%%
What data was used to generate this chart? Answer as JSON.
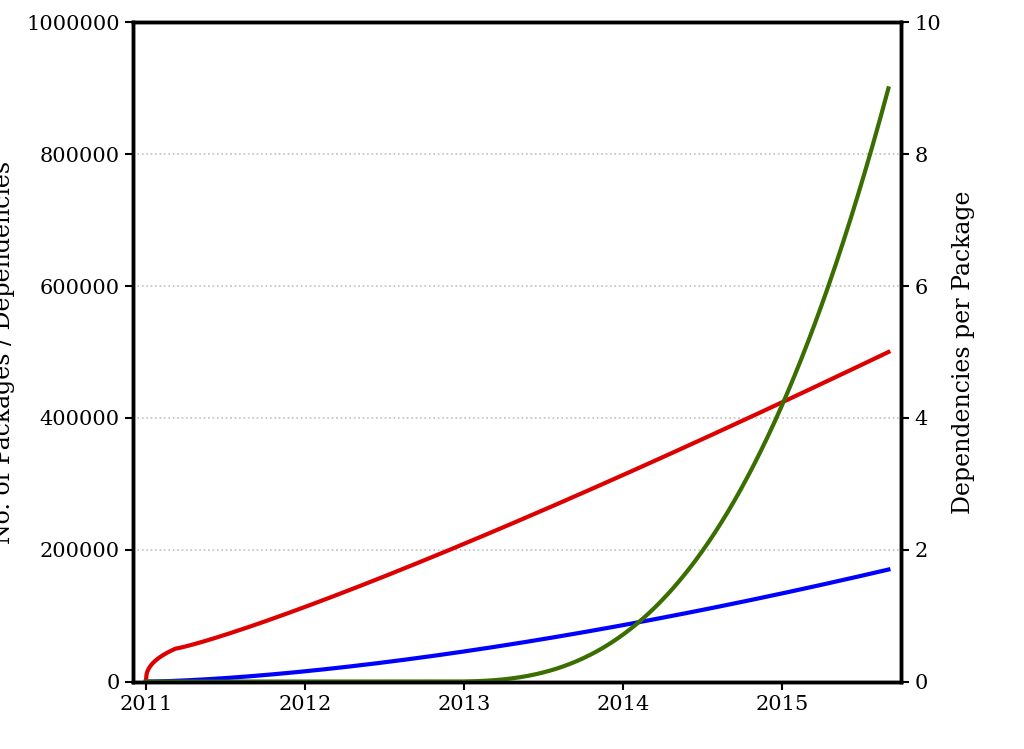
{
  "title": "",
  "xlabel": "",
  "ylabel_left": "No. of Packages / Dependencies",
  "ylabel_right": "Dependencies per Package",
  "xlim": [
    2010.92,
    2015.75
  ],
  "ylim_left": [
    0,
    1000000
  ],
  "ylim_right": [
    0,
    10
  ],
  "yticks_left": [
    0,
    200000,
    400000,
    600000,
    800000,
    1000000
  ],
  "ytick_labels_left": [
    "0",
    "200000",
    "400000",
    "600000",
    "800000",
    "1000000"
  ],
  "yticks_right": [
    0,
    2,
    4,
    6,
    8,
    10
  ],
  "xticks": [
    2011,
    2012,
    2013,
    2014,
    2015
  ],
  "grid_color": "#000000",
  "grid_alpha": 0.25,
  "blue_color": "#0000ff",
  "red_color": "#dd0000",
  "green_color": "#3a6e00",
  "line_width": 3.0,
  "background_color": "#ffffff",
  "spine_linewidth": 2.5,
  "font_size": 15,
  "axis_label_fontsize": 17
}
%%
GOAL ->
All of the data above should be quoted exactly, except for the pictures.

WRITTEN SOLUTION ->
What data was used to generate this chart? Answer as JSON.
{
  "title": "",
  "xlabel": "",
  "ylabel_left": "No. of Packages / Dependencies",
  "ylabel_right": "Dependencies per Package",
  "xlim": [
    2010.92,
    2015.75
  ],
  "ylim_left": [
    0,
    1000000
  ],
  "ylim_right": [
    0,
    10
  ],
  "yticks_left": [
    0,
    200000,
    400000,
    600000,
    800000,
    1000000
  ],
  "ytick_labels_left": [
    "0",
    "200000",
    "400000",
    "600000",
    "800000",
    "1000000"
  ],
  "yticks_right": [
    0,
    2,
    4,
    6,
    8,
    10
  ],
  "xticks": [
    2011,
    2012,
    2013,
    2014,
    2015
  ],
  "grid_color": "#000000",
  "grid_alpha": 0.25,
  "blue_color": "#0000ff",
  "red_color": "#dd0000",
  "green_color": "#3a6e00",
  "line_width": 3.0,
  "background_color": "#ffffff",
  "spine_linewidth": 2.5,
  "font_size": 15,
  "axis_label_fontsize": 17
}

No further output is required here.